The problem:
Output all lines exactly, with nothing added or dropped.

------

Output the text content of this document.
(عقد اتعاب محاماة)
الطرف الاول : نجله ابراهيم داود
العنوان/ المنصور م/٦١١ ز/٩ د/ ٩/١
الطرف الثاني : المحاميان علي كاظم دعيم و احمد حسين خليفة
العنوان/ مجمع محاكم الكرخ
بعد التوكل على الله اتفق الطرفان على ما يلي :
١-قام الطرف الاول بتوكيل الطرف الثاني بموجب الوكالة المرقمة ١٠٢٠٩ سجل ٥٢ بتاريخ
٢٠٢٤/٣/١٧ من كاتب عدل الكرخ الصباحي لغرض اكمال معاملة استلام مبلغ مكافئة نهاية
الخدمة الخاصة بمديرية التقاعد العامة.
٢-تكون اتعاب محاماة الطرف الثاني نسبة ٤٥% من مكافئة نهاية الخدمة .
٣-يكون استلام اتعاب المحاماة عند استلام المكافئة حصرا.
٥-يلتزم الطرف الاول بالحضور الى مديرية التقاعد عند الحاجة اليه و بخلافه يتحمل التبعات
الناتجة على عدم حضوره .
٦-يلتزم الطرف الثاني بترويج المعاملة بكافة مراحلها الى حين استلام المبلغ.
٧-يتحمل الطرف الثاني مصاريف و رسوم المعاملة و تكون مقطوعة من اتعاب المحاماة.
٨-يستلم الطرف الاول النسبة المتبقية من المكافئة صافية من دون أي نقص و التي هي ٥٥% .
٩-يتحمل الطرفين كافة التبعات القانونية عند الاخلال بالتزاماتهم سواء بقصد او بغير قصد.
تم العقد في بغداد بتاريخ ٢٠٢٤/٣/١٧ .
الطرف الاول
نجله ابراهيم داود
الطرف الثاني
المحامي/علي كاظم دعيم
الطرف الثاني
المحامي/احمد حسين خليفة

------

Completed task:
Output the text content of this document.
(عقد اتعاب محاماة)
الطرف الاول : نجله ابراهيم داود
العنوان/ المنصور م/٦١١ ز/٩ د/ ٩/١
الطرف الثاني : المحاميان علي كاظم دعيم و احمد حسين خليفة
العنوان/ مجمع محاكم الكرخ
بعد التوكل على الله اتفق الطرفان على ما يلي :
١-قام الطرف الاول بتوكيل الطرف الثاني بموجب الوكالة المرقمة ١٠٢٠٩ سجل ٥٢ بتاريخ
٢٠٢٤/٣/١٧ من كاتب عدل الكرخ الصباحي لغرض اكمال معاملة استلام مبلغ مكافئة نهاية
الخدمة الخاصة بمديرية التقاعد العامة.
٢-تكون اتعاب محاماة الطرف الثاني نسبة ٤٥% من مكافئة نهاية الخدمة .
٣-يكون استلام اتعاب المحاماة عند استلام المكافئة حصرا.
٥-يلتزم الطرف الاول بالحضور الى مديرية التقاعد عند الحاجة اليه و بخلافه يتحمل التبعات
الناتجة على عدم حضوره .
٦-يلتزم الطرف الثاني بترويج المعاملة بكافة مراحلها الى حين استلام المبلغ.
٧-يتحمل الطرف الثاني مصاريف و رسوم المعاملة و تكون مقطوعة من اتعاب المحاماة.
٨-يستلم الطرف الاول النسبة المتبقية من المكافئة صافية من دون أي نقص و التي هي ٥٥% .
٩-يتحمل الطرفين كافة التبعات القانونية عند الاخلال بالتزاماتهم سواء بقصد او بغير قصد.
تم العقد في بغداد بتاريخ ٢٠٢٤/٣/١٧ .
الطرف الاول
نجله ابراهيم داود
الطرف الثاني
المحامي/علي كاظم دعيم
الطرف الثاني
المحامي/احمد حسين خليفة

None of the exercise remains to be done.